### Required task
Your task is to copy every record exactly.

### Supplied entries
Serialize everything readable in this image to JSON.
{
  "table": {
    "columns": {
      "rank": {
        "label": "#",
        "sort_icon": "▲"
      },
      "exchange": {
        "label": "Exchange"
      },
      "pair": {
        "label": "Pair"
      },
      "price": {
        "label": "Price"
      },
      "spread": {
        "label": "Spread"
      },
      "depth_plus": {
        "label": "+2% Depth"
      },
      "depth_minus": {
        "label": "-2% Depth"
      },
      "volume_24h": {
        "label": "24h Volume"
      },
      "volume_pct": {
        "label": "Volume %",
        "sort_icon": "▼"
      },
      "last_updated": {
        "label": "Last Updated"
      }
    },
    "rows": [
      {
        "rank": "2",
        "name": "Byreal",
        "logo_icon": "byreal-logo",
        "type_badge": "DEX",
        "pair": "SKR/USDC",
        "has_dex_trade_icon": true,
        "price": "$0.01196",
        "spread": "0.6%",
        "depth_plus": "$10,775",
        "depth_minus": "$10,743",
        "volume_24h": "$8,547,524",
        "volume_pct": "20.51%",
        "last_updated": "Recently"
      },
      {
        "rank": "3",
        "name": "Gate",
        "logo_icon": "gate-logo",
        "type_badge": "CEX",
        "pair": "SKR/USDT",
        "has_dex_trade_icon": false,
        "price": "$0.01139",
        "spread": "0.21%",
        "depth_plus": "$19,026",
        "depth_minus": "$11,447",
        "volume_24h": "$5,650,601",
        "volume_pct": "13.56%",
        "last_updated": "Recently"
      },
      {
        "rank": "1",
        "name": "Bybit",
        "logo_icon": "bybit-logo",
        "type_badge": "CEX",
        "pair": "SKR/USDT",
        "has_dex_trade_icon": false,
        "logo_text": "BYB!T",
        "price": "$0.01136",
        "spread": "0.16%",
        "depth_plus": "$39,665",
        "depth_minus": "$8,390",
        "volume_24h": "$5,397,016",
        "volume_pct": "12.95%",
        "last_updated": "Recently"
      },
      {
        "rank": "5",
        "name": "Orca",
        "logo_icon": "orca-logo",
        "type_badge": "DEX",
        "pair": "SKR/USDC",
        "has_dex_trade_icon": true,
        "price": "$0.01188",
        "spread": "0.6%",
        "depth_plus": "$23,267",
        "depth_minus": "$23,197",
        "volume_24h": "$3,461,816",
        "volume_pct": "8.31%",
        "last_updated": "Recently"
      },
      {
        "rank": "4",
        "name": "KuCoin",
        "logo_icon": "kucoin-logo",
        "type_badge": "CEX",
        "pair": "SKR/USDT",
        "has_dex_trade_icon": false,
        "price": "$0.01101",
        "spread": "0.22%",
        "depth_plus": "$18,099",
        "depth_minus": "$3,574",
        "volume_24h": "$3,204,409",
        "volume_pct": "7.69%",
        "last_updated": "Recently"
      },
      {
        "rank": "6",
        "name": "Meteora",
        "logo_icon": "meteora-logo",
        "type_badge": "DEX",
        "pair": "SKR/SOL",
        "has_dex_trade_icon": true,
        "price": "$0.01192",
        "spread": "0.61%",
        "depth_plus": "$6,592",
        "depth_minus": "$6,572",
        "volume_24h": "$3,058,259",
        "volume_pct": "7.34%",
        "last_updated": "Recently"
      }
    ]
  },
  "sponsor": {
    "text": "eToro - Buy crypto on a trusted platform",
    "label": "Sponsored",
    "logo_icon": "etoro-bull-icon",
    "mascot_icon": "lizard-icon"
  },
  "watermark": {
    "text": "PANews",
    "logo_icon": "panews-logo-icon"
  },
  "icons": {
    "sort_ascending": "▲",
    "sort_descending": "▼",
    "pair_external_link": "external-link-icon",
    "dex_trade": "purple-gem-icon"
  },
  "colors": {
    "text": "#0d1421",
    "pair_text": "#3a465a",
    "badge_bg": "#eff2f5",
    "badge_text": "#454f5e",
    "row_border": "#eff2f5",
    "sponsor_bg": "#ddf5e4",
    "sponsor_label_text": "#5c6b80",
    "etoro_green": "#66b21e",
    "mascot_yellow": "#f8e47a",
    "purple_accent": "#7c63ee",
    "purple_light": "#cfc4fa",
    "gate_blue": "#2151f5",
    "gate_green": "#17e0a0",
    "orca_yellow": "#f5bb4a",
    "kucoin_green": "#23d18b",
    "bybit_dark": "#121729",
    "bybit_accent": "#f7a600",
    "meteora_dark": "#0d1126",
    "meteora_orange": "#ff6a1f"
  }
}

### Expected answer
Serialize everything readable in this image to JSON.
{
  "table": {
    "columns": {
      "rank": {
        "label": "#",
        "sort_icon": "▲"
      },
      "exchange": {
        "label": "Exchange"
      },
      "pair": {
        "label": "Pair"
      },
      "price": {
        "label": "Price"
      },
      "spread": {
        "label": "Spread"
      },
      "depth_plus": {
        "label": "+2% Depth"
      },
      "depth_minus": {
        "label": "-2% Depth"
      },
      "volume_24h": {
        "label": "24h Volume"
      },
      "volume_pct": {
        "label": "Volume %",
        "sort_icon": "▼"
      },
      "last_updated": {
        "label": "Last Updated"
      }
    },
    "rows": [
      {
        "rank": "2",
        "name": "Byreal",
        "logo_icon": "byreal-logo",
        "type_badge": "DEX",
        "pair": "SKR/USDC",
        "has_dex_trade_icon": true,
        "price": "$0.01196",
        "spread": "0.6%",
        "depth_plus": "$10,775",
        "depth_minus": "$10,743",
        "volume_24h": "$8,547,524",
        "volume_pct": "20.51%",
        "last_updated": "Recently"
      },
      {
        "rank": "3",
        "name": "Gate",
        "logo_icon": "gate-logo",
        "type_badge": "CEX",
        "pair": "SKR/USDT",
        "has_dex_trade_icon": false,
        "price": "$0.01139",
        "spread": "0.21%",
        "depth_plus": "$19,026",
        "depth_minus": "$11,447",
        "volume_24h": "$5,650,601",
        "volume_pct": "13.56%",
        "last_updated": "Recently"
      },
      {
        "rank": "1",
        "name": "Bybit",
        "logo_icon": "bybit-logo",
        "type_badge": "CEX",
        "pair": "SKR/USDT",
        "has_dex_trade_icon": false,
        "logo_text": "BYB!T",
        "price": "$0.01136",
        "spread": "0.16%",
        "depth_plus": "$39,665",
        "depth_minus": "$8,390",
        "volume_24h": "$5,397,016",
        "volume_pct": "12.95%",
        "last_updated": "Recently"
      },
      {
        "rank": "5",
        "name": "Orca",
        "logo_icon": "orca-logo",
        "type_badge": "DEX",
        "pair": "SKR/USDC",
        "has_dex_trade_icon": true,
        "price": "$0.01188",
        "spread": "0.6%",
        "depth_plus": "$23,267",
        "depth_minus": "$23,197",
        "volume_24h": "$3,461,816",
        "volume_pct": "8.31%",
        "last_updated": "Recently"
      },
      {
        "rank": "4",
        "name": "KuCoin",
        "logo_icon": "kucoin-logo",
        "type_badge": "CEX",
        "pair": "SKR/USDT",
        "has_dex_trade_icon": false,
        "price": "$0.01101",
        "spread": "0.22%",
        "depth_plus": "$18,099",
        "depth_minus": "$3,574",
        "volume_24h": "$3,204,409",
        "volume_pct": "7.69%",
        "last_updated": "Recently"
      },
      {
        "rank": "6",
        "name": "Meteora",
        "logo_icon": "meteora-logo",
        "type_badge": "DEX",
        "pair": "SKR/SOL",
        "has_dex_trade_icon": true,
        "price": "$0.01192",
        "spread": "0.61%",
        "depth_plus": "$6,592",
        "depth_minus": "$6,572",
        "volume_24h": "$3,058,259",
        "volume_pct": "7.34%",
        "last_updated": "Recently"
      }
    ]
  },
  "sponsor": {
    "text": "eToro - Buy crypto on a trusted platform",
    "label": "Sponsored",
    "logo_icon": "etoro-bull-icon",
    "mascot_icon": "lizard-icon"
  },
  "watermark": {
    "text": "PANews",
    "logo_icon": "panews-logo-icon"
  },
  "icons": {
    "sort_ascending": "▲",
    "sort_descending": "▼",
    "pair_external_link": "external-link-icon",
    "dex_trade": "purple-gem-icon"
  },
  "colors": {
    "text": "#0d1421",
    "pair_text": "#3a465a",
    "badge_bg": "#eff2f5",
    "badge_text": "#454f5e",
    "row_border": "#eff2f5",
    "sponsor_bg": "#ddf5e4",
    "sponsor_label_text": "#5c6b80",
    "etoro_green": "#66b21e",
    "mascot_yellow": "#f8e47a",
    "purple_accent": "#7c63ee",
    "purple_light": "#cfc4fa",
    "gate_blue": "#2151f5",
    "gate_green": "#17e0a0",
    "orca_yellow": "#f5bb4a",
    "kucoin_green": "#23d18b",
    "bybit_dark": "#121729",
    "bybit_accent": "#f7a600",
    "meteora_dark": "#0d1126",
    "meteora_orange": "#ff6a1f"
  }
}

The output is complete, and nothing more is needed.